### Objective
The answer is one number: how many lines in the data below hold "content".

### Dataset records

○ ○ ○ ○ ○

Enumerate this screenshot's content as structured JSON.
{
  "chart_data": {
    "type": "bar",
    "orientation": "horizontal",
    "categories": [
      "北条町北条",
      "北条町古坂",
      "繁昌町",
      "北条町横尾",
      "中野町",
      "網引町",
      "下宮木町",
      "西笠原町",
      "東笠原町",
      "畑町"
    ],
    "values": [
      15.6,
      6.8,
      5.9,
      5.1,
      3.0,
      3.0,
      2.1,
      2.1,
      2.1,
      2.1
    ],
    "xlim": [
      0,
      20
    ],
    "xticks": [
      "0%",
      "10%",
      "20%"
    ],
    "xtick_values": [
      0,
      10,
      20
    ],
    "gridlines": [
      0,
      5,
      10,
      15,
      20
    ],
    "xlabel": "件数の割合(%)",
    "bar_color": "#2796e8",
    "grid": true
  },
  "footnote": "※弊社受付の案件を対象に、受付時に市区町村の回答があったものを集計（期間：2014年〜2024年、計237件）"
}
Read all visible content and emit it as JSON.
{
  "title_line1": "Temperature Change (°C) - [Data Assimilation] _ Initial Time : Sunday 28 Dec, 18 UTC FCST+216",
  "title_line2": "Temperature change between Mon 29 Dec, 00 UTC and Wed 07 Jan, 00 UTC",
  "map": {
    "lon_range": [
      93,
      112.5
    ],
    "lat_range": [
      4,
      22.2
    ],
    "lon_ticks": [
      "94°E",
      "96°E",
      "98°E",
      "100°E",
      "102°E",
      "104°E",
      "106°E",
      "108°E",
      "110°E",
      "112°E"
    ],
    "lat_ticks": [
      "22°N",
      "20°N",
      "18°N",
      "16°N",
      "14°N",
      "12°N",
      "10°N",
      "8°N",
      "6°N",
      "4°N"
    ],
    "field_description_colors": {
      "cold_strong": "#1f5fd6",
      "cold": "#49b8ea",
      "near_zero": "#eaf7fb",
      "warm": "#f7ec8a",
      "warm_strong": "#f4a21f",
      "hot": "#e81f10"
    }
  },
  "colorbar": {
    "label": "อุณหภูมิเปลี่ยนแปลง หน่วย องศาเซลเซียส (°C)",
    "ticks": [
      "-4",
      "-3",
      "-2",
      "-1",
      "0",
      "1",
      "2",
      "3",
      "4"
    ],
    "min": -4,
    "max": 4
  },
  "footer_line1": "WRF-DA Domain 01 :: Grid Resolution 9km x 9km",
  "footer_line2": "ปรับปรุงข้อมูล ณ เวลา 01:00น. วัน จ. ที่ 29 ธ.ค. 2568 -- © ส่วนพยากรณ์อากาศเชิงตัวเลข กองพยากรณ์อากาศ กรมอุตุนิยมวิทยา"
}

○ ○ ○ ○ ○

### Solved problem
2